↓

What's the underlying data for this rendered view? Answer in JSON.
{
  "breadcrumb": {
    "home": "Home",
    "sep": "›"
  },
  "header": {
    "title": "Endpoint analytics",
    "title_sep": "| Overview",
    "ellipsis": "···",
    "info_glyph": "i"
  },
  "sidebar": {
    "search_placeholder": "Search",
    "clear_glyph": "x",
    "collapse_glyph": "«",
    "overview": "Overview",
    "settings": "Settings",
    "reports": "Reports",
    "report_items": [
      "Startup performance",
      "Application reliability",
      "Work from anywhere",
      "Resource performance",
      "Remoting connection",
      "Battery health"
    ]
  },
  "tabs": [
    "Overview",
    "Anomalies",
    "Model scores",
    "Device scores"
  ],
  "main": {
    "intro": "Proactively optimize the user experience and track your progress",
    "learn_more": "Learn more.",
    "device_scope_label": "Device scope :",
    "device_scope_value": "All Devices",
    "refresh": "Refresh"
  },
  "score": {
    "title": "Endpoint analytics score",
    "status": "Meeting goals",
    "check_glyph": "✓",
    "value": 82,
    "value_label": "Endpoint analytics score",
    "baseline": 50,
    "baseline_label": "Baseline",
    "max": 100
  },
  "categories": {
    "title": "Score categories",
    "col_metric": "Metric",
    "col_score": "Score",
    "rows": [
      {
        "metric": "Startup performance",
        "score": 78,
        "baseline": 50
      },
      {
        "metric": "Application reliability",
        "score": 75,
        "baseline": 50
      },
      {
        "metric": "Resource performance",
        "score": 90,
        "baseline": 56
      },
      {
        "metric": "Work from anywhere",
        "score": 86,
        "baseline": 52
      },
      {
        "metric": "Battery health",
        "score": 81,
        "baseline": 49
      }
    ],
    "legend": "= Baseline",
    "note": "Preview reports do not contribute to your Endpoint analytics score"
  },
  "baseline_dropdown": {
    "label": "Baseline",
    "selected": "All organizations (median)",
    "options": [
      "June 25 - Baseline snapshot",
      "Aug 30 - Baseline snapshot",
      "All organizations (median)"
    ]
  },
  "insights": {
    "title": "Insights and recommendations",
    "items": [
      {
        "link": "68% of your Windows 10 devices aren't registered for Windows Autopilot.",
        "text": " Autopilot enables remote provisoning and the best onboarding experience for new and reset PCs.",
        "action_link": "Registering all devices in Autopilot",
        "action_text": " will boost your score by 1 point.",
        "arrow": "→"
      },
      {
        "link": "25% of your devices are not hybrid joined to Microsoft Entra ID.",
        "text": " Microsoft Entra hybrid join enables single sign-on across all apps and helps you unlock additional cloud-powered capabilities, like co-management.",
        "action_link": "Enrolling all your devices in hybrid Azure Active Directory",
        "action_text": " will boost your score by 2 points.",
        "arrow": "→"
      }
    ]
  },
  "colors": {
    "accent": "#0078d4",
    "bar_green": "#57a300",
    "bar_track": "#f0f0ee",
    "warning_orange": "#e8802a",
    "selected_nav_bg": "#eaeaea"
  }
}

↑

Exercise requirements: How many of the lines above include the string "health"? Reply with the number by itself.

Reply: 2